- TASK PROMPT -
Each entry needs to be restated exactly as written.
════════════════════
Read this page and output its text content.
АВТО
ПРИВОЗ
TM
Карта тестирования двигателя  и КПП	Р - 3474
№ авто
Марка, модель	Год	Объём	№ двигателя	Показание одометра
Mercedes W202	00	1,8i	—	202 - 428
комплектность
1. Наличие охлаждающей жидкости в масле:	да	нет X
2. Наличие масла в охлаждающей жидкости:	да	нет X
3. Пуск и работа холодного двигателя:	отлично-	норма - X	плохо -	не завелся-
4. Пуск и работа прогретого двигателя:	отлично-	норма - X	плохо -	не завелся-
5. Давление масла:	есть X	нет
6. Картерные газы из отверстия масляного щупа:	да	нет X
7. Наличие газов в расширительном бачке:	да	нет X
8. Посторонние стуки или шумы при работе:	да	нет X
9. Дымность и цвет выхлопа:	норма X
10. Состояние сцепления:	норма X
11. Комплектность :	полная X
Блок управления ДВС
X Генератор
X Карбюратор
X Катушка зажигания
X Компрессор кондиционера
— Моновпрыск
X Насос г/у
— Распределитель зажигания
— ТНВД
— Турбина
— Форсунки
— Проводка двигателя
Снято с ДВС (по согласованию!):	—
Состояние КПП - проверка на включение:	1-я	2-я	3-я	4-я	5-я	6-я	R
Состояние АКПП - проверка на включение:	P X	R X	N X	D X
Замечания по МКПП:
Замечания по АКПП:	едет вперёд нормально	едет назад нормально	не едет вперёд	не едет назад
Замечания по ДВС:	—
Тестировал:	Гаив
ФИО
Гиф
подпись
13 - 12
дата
════════════════════
- RESULT BELOW -
Read this page and output its text content.
АВТО
ПРИВОЗ
TM
Карта тестирования двигателя  и КПП	Р - 3474
№ авто
Марка, модель	Год	Объём	№ двигателя	Показание одометра
Mercedes W202	00	1,8i	—	202 - 428
комплектность
1. Наличие охлаждающей жидкости в масле:	да	нет X
2. Наличие масла в охлаждающей жидкости:	да	нет X
3. Пуск и работа холодного двигателя:	отлично-	норма - X	плохо -	не завелся-
4. Пуск и работа прогретого двигателя:	отлично-	норма - X	плохо -	не завелся-
5. Давление масла:	есть X	нет
6. Картерные газы из отверстия масляного щупа:	да	нет X
7. Наличие газов в расширительном бачке:	да	нет X
8. Посторонние стуки или шумы при работе:	да	нет X
9. Дымность и цвет выхлопа:	норма X
10. Состояние сцепления:	норма X
11. Комплектность :	полная X
Блок управления ДВС
X Генератор
X Карбюратор
X Катушка зажигания
X Компрессор кондиционера
— Моновпрыск
X Насос г/у
— Распределитель зажигания
— ТНВД
— Турбина
— Форсунки
— Проводка двигателя
Снято с ДВС (по согласованию!):	—
Состояние КПП - проверка на включение:	1-я	2-я	3-я	4-я	5-я	6-я	R
Состояние АКПП - проверка на включение:	P X	R X	N X	D X
Замечания по МКПП:
Замечания по АКПП:	едет вперёд нормально	едет назад нормально	не едет вперёд	не едет назад
Замечания по ДВС:	—
Тестировал:	Гаив
ФИО
Гиф
подпись
13 - 12
дата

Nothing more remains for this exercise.